# Exercise prompt
Locate each line holding the string "Documents" and copy it.

Figure record listings:
********

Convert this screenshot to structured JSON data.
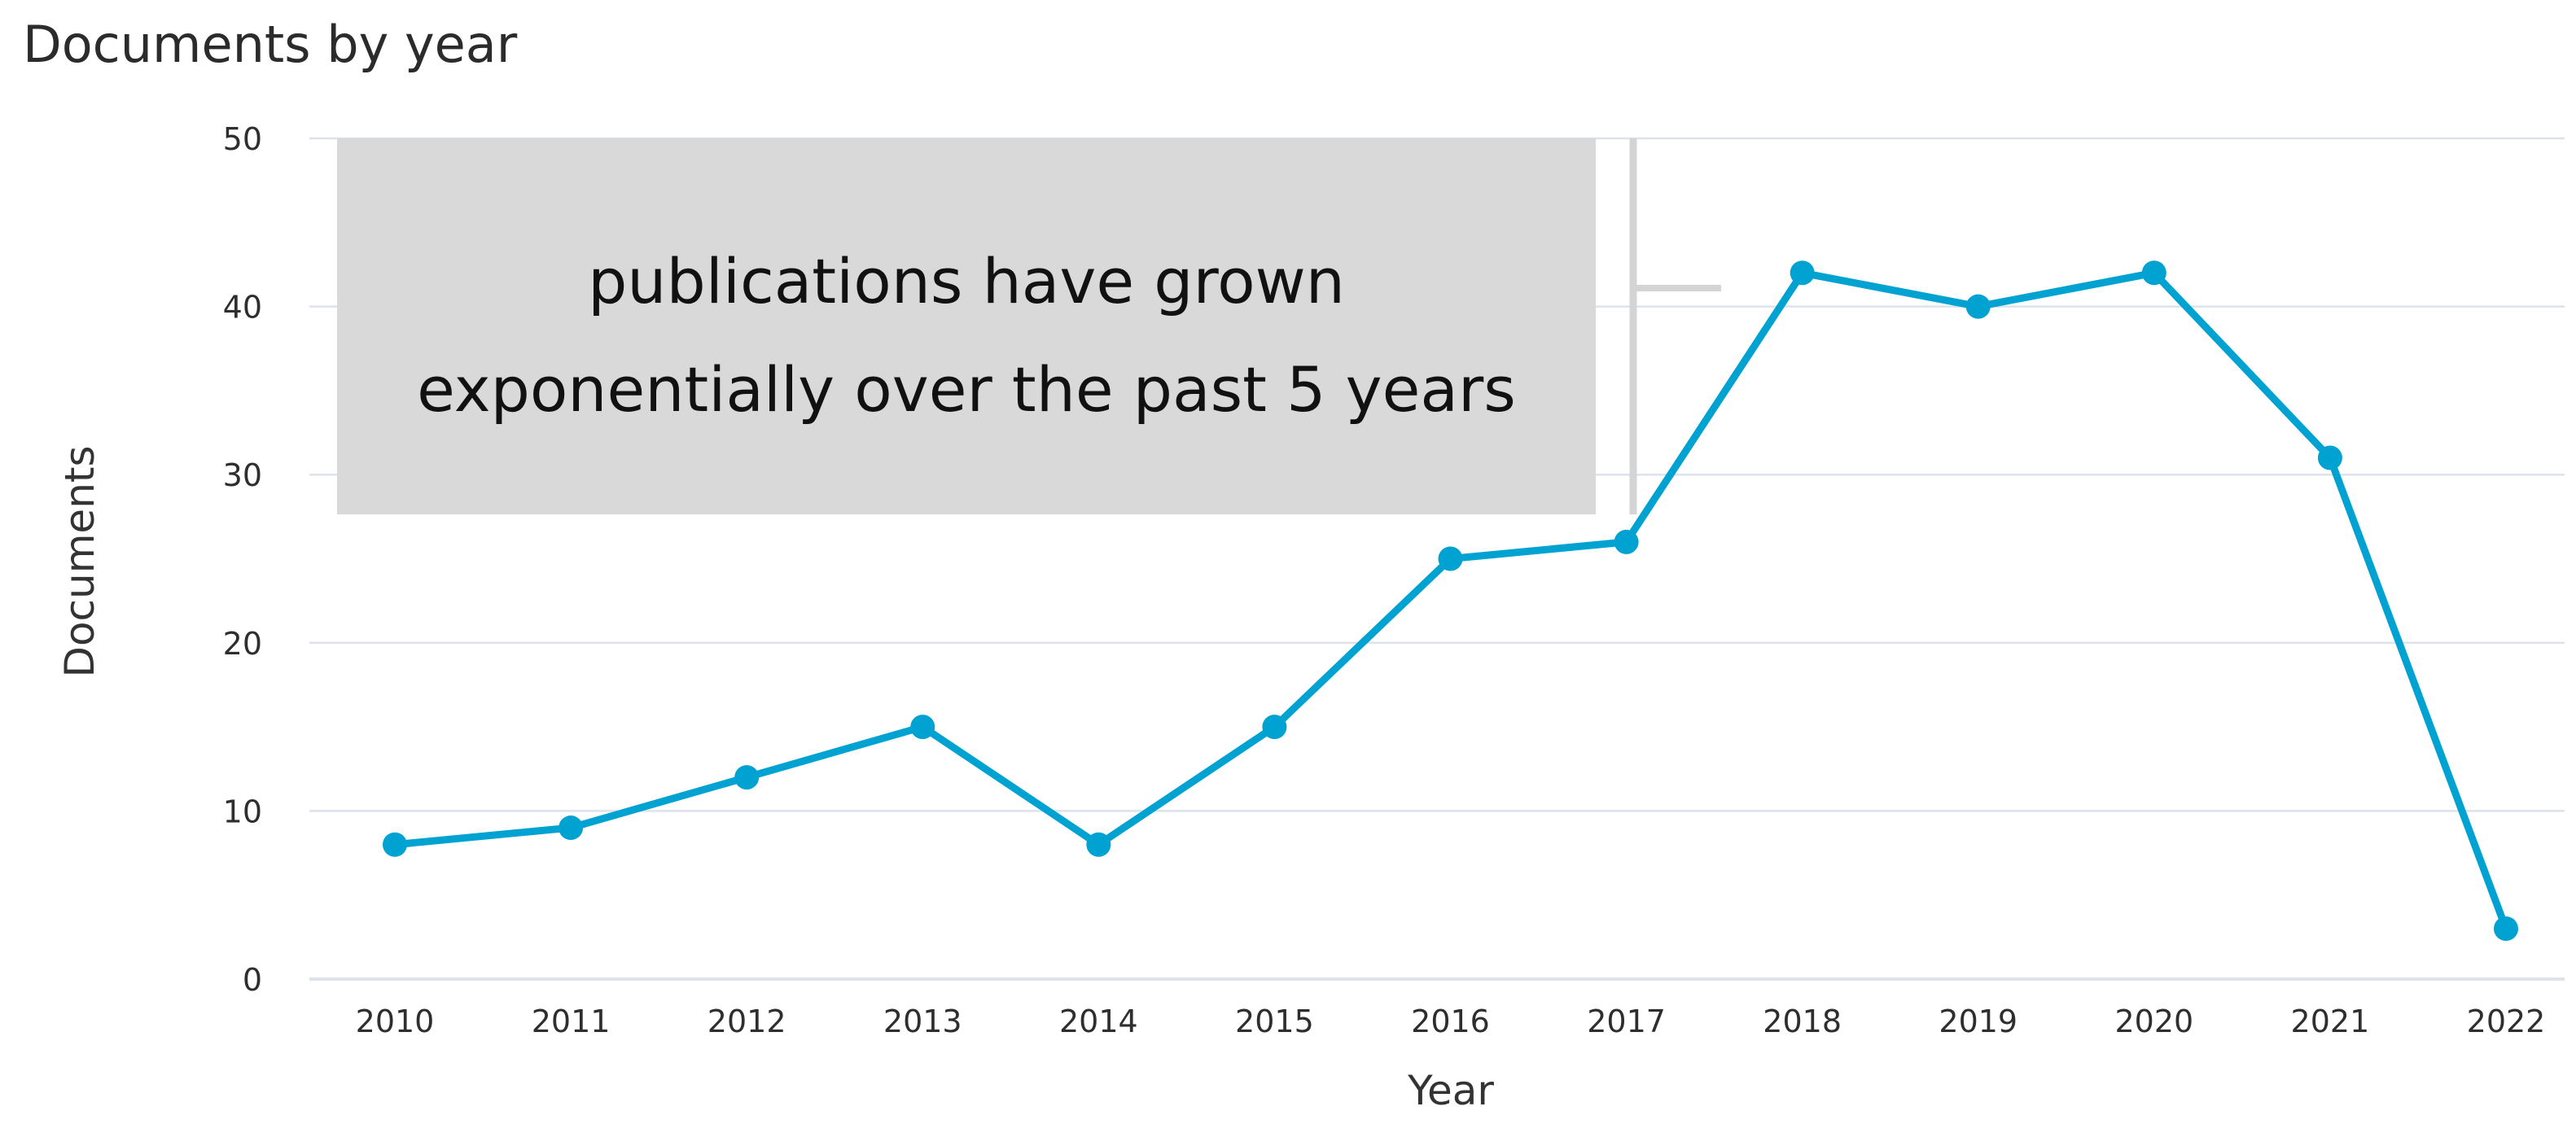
{
  "chart_data": {
    "type": "line",
    "title": "Documents by year",
    "xlabel": "Year",
    "ylabel": "Documents",
    "categories": [
      "2010",
      "2011",
      "2012",
      "2013",
      "2014",
      "2015",
      "2016",
      "2017",
      "2018",
      "2019",
      "2020",
      "2021",
      "2022"
    ],
    "series": [
      {
        "values": [
          8,
          9,
          12,
          15,
          8,
          15,
          25,
          26,
          42,
          40,
          42,
          31,
          3
        ]
      }
    ],
    "ylim": [
      0,
      50
    ],
    "yticks": [
      "0",
      "10",
      "20",
      "30",
      "40",
      "50"
    ],
    "grid": true,
    "annotation": {
      "lines": [
        "publications have grown",
        "exponentially over the past 5 years"
      ]
    },
    "colors": {
      "line": "#00a2d1",
      "grid": "#dce3ec",
      "annotation_box": "#d9d9d9"
    }
  }
}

********

# Solution for this exercise
    "title": "Documents by year",
    "ylabel": "Documents",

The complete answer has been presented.